Figure content listings
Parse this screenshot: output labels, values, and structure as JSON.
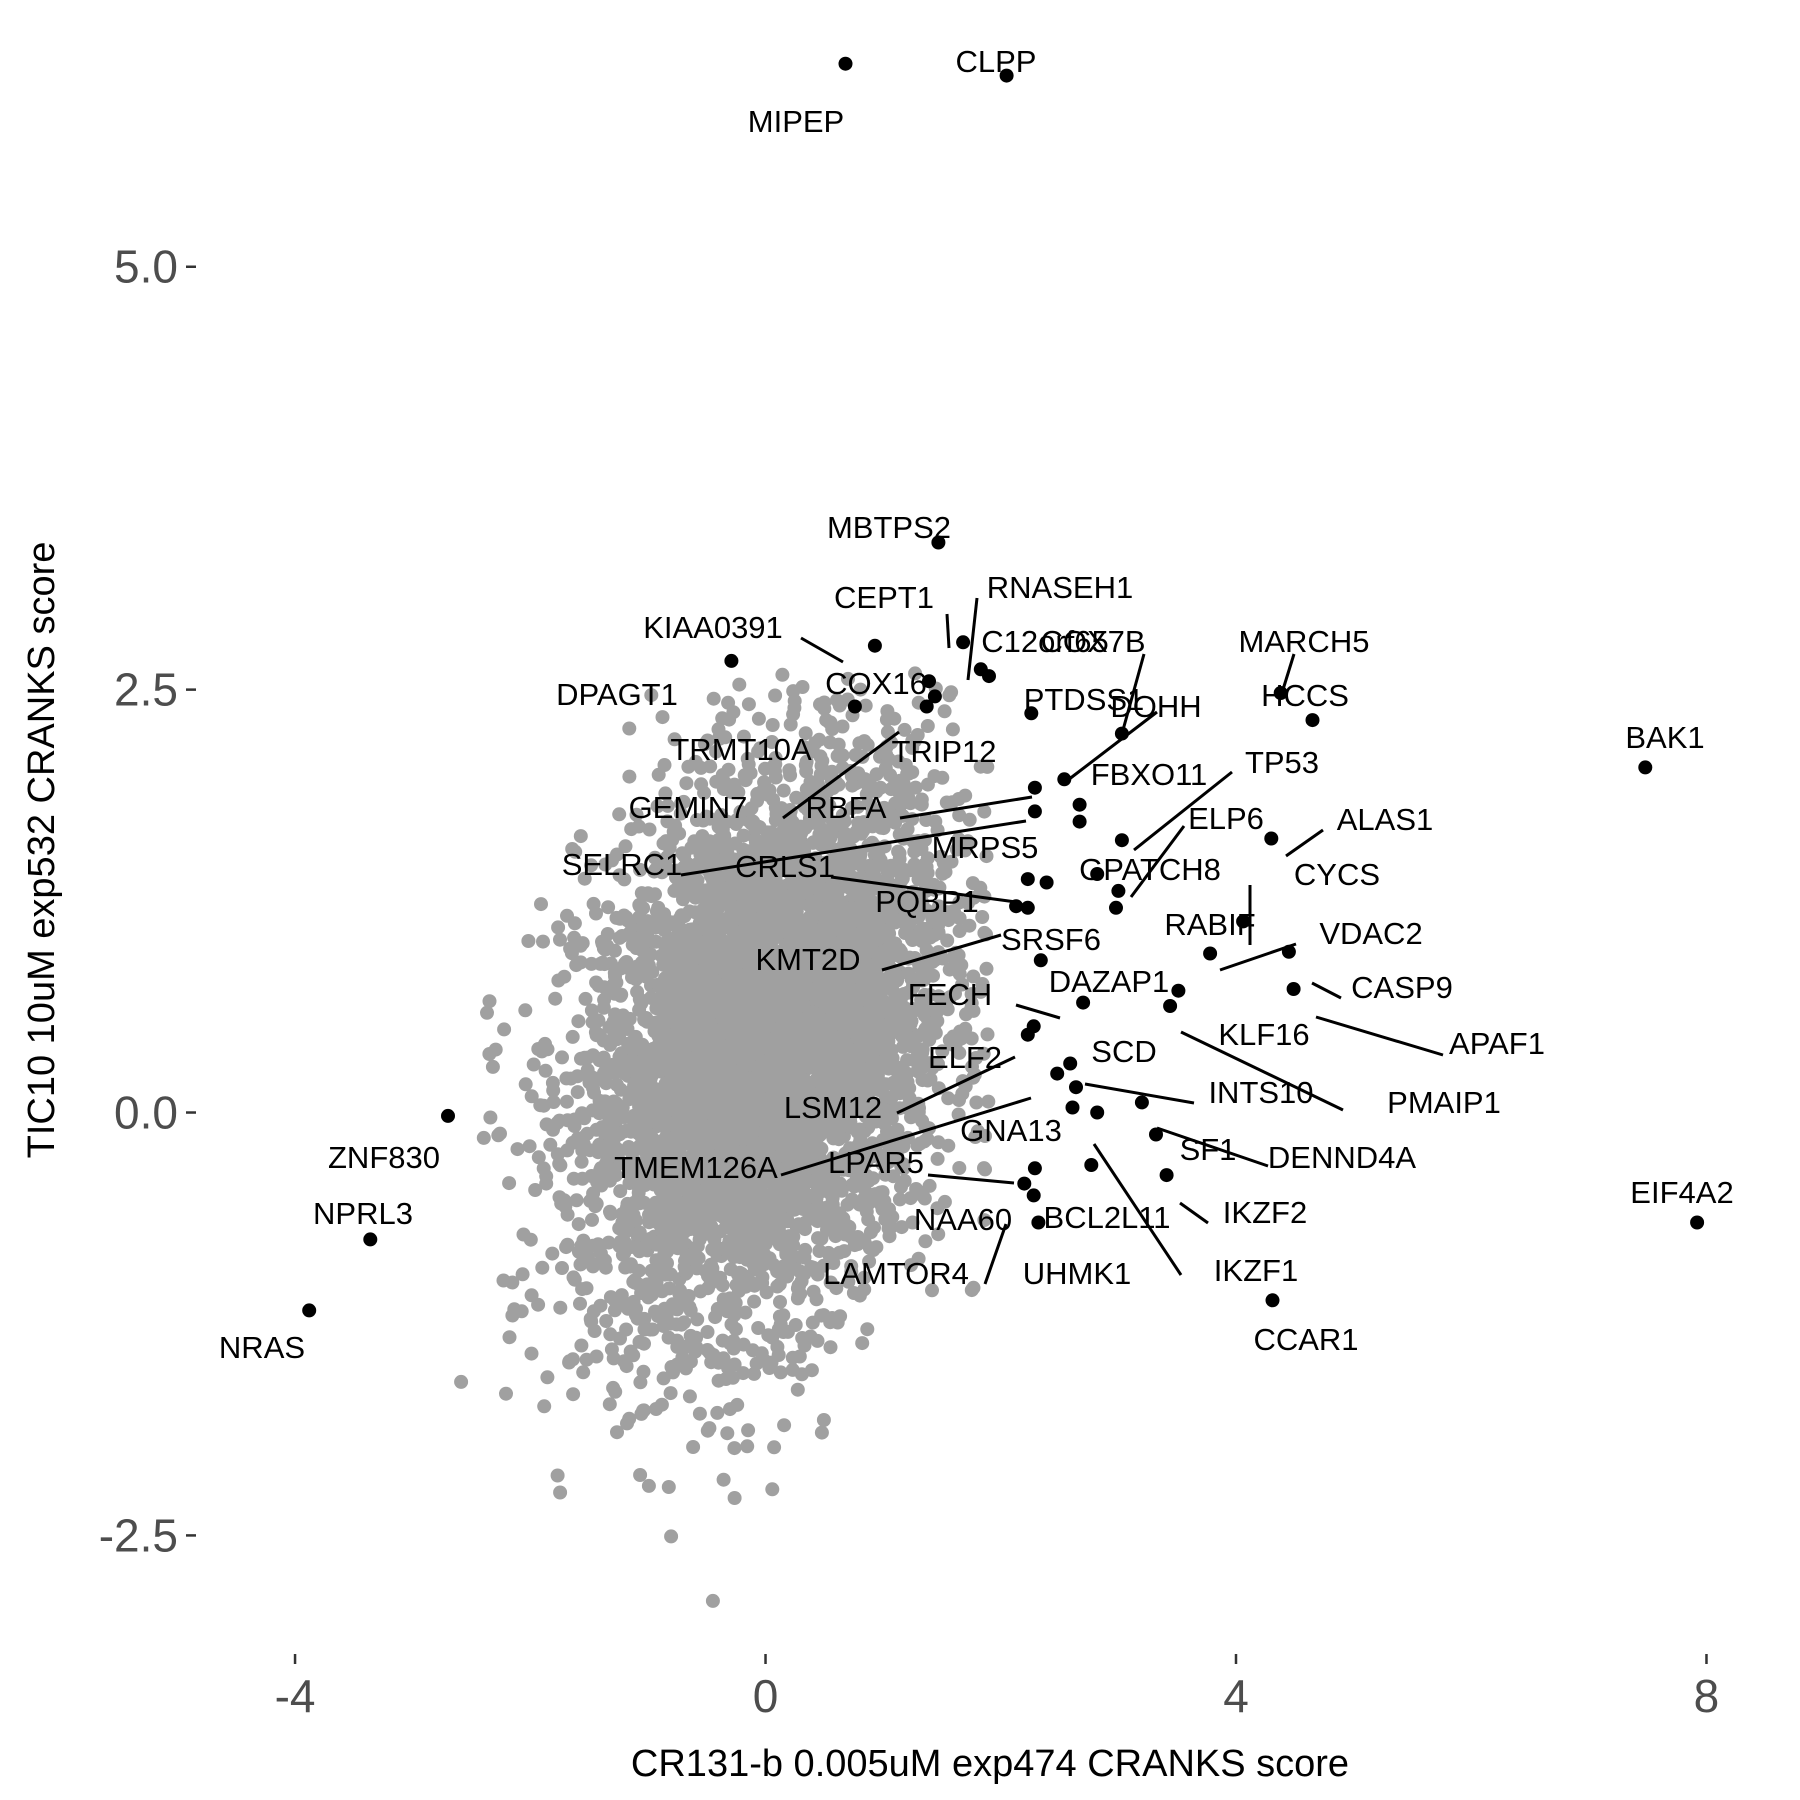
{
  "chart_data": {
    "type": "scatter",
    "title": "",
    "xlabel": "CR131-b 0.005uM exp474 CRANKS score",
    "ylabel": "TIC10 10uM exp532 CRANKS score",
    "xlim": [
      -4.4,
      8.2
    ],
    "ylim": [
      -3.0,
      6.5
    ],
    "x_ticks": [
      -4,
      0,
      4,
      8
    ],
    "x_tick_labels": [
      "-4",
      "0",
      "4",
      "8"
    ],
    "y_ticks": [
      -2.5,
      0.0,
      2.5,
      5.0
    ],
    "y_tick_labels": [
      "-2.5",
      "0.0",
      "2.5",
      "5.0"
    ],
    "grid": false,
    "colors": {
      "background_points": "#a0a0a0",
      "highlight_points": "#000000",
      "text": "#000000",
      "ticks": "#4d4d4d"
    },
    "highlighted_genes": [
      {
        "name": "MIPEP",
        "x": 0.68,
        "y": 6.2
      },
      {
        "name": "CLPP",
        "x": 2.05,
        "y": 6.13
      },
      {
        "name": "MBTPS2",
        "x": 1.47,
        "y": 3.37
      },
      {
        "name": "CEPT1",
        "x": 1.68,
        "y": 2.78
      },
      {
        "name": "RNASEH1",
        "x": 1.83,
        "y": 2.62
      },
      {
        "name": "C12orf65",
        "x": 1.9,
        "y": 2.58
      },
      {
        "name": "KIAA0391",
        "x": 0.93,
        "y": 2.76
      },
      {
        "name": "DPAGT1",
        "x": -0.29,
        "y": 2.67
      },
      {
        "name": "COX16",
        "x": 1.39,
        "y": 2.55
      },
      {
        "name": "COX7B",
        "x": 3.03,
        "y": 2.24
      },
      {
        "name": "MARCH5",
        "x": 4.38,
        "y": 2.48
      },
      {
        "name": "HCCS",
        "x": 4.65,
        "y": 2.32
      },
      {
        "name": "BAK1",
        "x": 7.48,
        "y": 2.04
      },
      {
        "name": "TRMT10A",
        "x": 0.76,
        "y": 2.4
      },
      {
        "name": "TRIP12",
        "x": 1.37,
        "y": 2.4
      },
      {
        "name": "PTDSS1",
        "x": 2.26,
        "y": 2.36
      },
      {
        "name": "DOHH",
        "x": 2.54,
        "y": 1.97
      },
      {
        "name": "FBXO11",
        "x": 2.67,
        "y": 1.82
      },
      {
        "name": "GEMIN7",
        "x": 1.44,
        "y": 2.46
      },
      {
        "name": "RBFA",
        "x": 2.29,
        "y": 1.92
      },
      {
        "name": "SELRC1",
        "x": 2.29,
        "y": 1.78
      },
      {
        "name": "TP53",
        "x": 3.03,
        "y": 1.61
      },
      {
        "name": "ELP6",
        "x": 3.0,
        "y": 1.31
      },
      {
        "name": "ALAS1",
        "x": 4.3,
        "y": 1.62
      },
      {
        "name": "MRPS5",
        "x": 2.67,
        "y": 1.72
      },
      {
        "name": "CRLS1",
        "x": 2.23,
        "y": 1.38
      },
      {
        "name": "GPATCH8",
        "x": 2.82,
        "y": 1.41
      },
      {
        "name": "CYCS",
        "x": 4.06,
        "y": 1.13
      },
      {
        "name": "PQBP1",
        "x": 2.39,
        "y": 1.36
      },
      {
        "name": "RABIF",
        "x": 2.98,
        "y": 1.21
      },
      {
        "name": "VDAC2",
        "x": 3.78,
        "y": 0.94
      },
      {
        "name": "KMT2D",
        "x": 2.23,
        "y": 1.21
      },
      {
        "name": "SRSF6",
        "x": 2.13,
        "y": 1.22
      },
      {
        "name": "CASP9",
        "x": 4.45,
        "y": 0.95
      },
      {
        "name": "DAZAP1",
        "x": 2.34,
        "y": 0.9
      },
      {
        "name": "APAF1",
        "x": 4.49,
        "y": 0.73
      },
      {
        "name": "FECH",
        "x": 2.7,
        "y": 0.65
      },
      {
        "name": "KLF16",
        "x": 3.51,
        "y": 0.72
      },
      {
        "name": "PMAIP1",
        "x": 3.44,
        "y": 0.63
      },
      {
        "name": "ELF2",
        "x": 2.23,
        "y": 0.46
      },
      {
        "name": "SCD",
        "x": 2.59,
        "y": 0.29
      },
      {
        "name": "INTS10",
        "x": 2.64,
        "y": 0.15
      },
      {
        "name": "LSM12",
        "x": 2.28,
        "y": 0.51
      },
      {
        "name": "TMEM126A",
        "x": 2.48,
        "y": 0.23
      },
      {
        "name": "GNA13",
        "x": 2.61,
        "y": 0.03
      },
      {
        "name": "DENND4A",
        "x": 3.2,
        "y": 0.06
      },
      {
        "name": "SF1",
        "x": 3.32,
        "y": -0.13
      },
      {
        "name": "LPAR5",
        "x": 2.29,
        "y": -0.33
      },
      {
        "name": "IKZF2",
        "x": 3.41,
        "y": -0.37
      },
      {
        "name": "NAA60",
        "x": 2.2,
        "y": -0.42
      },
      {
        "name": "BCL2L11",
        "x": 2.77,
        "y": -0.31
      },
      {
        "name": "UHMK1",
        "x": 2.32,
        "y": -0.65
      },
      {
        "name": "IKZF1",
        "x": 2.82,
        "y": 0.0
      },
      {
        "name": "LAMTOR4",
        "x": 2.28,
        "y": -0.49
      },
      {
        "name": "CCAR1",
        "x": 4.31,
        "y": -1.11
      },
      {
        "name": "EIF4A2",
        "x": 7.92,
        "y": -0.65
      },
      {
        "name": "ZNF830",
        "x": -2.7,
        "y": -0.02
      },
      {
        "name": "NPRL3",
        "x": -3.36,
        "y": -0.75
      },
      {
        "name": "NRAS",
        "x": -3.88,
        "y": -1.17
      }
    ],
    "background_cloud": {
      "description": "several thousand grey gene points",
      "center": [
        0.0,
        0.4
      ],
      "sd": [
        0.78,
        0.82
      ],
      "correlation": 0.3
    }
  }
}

Activity
Across all the entries above, how many lines hold the word "score"? Answer with the number only.

Answer space
2